How To Monitor Your Raspberry PI's!!

1.0 Introduction

There are so many monitoring services out there to monitor Linux servers and IoT Devices like Raspberrypi's. So here, I mention the two leading systems to monitor raspi or any other Linux server.

  1. Prometheus + Node Exporter + Grafana
  2. InfluxDB + Telegraf + Grafana

  3. NOTE: So before moving further, first, I let introduce you to what these monitoring tools are and how they differ from each other:

1.1 Comparison Between Prometheus and InfluxDB

  • Prometheus : Prometheus is a database optimized for time series data and an ideal way to store monitoring metrics. Prometheus graduated from the Cloud Native Computing Foundation (CNCF), which means it has great integration with other CNCF components. It features built-in service discovery, making it easy to use in highly dynamic environments. Unlike traditional monitoring tools, Prometheus uses a pull model which allows it to scale better. To access data, Prometheus offers a flexible query language called PromQL.
    • Prometheus is a pull-based system. An application publishes the metrics at a given endpoint, and Prometheus fetches them periodically.
    • Prometheus is focused on metrics recording.
    • The main advantage of Prometheus is its huge community support, which is based on its CNCF graduated project status. Many applications, especially cloud native ones, already offer Prometheus support out of the box.
    • Prometheus was built with monitoring in mind—especially distributed, cloud native monitoring. It excels in this category, featuring lots of useful integrations with other existing products.
    • Prometheus Uses RESTful HTTP and JSON

  • InfluxDB : InfluxDB is a time series database designed for fast, high-availability storage and retrieval of time series data. It can work as a stand-alone solution, or it can be used to process data from Graphite. In addition to monitoring, InfluxDB can be used for the Internet of Things, sensor data, and home automation solutions. Just like Prometheus, it features its own query language inspired by SQL. Even though the database itself is an open-source project, it implements closed-source components to allow clustering.

▶ _ENTRIES_:
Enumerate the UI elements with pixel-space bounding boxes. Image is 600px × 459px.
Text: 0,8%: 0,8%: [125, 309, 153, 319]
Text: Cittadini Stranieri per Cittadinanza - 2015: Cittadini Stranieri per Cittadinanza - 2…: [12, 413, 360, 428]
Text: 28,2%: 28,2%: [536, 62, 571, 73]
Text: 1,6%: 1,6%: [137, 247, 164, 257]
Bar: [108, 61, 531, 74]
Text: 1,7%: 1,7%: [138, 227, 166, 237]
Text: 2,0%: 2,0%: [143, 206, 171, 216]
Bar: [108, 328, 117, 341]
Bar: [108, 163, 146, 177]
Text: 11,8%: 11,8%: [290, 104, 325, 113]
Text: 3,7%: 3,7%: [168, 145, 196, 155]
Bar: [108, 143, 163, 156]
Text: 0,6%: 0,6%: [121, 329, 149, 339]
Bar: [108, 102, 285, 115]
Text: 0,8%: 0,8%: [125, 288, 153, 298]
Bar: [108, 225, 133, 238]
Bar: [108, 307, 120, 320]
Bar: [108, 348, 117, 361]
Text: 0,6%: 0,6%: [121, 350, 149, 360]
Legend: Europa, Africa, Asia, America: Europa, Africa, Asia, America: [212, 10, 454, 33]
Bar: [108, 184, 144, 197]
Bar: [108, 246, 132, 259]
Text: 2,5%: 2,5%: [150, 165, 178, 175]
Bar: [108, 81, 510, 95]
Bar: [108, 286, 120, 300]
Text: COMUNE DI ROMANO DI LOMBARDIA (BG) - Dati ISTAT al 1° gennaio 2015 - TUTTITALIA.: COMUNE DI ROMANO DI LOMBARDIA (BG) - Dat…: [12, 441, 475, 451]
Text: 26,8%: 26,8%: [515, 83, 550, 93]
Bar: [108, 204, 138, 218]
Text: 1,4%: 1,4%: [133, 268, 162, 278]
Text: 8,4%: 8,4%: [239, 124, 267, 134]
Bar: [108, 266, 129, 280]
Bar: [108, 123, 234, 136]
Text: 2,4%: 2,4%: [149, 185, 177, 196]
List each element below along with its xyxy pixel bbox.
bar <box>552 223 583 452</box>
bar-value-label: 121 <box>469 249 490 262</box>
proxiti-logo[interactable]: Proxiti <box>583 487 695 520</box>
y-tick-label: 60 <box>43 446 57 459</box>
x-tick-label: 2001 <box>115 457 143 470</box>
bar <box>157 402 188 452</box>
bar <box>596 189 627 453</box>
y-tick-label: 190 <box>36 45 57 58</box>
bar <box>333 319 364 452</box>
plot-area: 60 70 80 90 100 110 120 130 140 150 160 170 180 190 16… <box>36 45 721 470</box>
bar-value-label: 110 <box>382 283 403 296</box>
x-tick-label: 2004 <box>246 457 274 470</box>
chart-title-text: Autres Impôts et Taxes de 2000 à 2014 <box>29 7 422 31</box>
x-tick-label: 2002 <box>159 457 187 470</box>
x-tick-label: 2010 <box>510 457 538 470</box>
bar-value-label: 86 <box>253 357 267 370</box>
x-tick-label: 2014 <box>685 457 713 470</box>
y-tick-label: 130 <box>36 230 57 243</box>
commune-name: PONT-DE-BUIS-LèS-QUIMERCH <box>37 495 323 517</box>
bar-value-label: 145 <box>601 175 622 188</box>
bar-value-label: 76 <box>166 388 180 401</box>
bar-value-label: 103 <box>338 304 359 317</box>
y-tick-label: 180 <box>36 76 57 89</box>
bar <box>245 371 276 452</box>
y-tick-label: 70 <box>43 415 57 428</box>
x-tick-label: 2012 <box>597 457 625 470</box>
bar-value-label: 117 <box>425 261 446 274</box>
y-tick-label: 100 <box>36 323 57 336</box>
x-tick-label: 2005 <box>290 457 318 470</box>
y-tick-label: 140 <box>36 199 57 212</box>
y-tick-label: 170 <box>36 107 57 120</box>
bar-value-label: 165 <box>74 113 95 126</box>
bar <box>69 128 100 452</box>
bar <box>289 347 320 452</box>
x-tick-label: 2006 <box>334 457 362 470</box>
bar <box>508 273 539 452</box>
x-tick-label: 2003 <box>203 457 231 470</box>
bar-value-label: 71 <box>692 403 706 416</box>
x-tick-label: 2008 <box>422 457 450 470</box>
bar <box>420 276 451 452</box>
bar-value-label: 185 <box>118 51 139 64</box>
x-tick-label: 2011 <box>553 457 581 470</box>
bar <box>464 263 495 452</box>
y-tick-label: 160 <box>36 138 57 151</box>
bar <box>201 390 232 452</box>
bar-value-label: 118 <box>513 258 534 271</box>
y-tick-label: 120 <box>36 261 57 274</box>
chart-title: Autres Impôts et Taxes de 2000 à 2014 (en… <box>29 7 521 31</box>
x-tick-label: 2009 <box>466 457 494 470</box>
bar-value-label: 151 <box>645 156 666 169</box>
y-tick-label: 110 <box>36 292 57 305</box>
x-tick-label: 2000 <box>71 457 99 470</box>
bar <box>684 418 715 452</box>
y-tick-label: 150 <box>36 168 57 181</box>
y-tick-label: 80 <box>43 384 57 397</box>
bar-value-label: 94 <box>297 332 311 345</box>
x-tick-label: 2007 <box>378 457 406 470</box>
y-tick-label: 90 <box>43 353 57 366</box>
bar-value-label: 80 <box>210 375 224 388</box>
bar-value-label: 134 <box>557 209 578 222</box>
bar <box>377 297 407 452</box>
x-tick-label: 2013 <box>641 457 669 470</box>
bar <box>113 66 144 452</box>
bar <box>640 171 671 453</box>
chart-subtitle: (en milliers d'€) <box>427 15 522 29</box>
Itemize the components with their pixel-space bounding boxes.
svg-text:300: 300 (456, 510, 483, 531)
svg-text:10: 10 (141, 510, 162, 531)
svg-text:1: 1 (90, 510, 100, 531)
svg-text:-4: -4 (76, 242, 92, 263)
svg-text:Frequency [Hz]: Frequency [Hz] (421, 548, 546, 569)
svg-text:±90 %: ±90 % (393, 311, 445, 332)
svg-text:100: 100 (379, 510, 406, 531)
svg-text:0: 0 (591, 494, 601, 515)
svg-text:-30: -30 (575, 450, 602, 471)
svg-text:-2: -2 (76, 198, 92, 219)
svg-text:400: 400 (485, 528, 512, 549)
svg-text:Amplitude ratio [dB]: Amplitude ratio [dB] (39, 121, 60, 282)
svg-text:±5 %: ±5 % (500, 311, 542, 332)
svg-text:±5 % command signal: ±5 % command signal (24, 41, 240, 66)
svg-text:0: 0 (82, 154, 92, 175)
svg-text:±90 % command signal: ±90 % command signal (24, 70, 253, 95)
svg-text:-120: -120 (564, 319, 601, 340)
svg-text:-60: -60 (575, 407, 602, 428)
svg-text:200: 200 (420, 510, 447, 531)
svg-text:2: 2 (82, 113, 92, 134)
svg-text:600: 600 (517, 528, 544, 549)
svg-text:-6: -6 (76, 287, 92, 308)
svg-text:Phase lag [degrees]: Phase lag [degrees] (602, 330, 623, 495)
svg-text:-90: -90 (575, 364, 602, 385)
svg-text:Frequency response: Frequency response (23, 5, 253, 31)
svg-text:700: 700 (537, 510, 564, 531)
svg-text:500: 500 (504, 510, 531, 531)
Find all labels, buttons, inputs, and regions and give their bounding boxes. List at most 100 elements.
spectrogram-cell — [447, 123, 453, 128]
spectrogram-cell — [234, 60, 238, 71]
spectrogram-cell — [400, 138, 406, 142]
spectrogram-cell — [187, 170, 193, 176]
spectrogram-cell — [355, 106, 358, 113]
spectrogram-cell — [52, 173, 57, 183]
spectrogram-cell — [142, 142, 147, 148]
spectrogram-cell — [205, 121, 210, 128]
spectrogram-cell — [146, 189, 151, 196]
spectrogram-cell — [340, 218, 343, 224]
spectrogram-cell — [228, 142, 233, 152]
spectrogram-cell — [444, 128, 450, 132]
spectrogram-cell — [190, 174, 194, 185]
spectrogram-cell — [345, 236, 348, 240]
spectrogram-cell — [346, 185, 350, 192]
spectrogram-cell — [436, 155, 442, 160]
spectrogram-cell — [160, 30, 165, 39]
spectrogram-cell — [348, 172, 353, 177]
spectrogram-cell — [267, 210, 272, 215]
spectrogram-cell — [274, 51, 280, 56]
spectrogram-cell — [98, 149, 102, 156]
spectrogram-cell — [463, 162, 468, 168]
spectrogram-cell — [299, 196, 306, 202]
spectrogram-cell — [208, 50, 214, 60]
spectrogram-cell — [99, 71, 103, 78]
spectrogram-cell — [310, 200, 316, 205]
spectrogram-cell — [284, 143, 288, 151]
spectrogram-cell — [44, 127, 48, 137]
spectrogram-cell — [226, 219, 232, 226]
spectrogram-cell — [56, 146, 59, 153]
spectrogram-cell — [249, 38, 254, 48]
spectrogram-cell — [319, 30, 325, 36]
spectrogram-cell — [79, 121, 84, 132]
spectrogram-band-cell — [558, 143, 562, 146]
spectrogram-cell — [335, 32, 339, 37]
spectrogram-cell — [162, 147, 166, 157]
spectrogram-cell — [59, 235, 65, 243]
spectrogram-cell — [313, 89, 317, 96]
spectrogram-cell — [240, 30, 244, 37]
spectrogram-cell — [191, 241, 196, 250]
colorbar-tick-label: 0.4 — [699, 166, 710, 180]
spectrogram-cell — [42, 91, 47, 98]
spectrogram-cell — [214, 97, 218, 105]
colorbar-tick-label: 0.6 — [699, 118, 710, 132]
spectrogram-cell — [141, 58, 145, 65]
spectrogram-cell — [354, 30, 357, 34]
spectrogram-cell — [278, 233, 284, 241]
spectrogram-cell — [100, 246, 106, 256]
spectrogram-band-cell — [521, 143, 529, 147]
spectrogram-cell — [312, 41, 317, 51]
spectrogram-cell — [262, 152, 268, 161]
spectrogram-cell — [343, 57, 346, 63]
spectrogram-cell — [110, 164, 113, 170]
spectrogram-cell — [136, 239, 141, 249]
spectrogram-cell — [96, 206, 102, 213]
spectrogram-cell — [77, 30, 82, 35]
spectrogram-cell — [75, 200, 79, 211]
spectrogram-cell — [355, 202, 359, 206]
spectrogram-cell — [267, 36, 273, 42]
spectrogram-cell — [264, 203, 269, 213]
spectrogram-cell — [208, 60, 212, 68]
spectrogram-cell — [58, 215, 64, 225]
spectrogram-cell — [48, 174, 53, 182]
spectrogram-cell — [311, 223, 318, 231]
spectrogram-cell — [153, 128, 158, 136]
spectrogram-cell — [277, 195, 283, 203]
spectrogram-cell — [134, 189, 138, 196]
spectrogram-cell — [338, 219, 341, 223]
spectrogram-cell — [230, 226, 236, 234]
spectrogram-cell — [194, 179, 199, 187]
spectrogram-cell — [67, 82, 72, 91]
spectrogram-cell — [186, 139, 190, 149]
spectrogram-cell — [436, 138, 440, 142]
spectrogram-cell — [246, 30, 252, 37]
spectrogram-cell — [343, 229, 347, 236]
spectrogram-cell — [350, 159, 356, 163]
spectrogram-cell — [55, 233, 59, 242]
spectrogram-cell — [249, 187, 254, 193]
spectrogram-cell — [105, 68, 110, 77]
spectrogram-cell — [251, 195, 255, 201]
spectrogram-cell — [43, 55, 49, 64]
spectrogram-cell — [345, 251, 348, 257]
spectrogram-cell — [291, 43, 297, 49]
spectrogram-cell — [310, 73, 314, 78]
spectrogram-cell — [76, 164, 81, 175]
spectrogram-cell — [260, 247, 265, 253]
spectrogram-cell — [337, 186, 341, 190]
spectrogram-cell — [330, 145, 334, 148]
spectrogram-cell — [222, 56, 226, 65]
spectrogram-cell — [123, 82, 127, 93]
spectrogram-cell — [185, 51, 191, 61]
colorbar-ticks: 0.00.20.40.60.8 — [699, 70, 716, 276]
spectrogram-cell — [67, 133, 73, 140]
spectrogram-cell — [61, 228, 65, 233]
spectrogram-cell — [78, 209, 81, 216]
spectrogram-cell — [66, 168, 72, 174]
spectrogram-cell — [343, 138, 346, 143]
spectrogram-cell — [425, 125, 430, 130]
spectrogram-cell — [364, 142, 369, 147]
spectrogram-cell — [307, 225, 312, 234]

▶ _EXERCISE REQUIREMENTS_:
Summarize the Raspberry Pi monitoring page in two sentences. The rows are separate material and have no connection to the Raspberry Pi monitoring page.

▶ _CORRECT RESPONSE_:
The Raspberry Pi monitoring page presents two leading setups for monitoring a Raspberry Pi or other Linux server: Prometheus with Node Exporter and Grafana, and InfluxDB with Telegraf and Grafana. It describes Prometheus as a pull-based time series database with the PromQL query language and huge community support from its CNCF graduated status, and InfluxDB as a time series database built for fast, high-availability storage that also suits IoT, sensor data and home automation and has an SQL-inspired query language.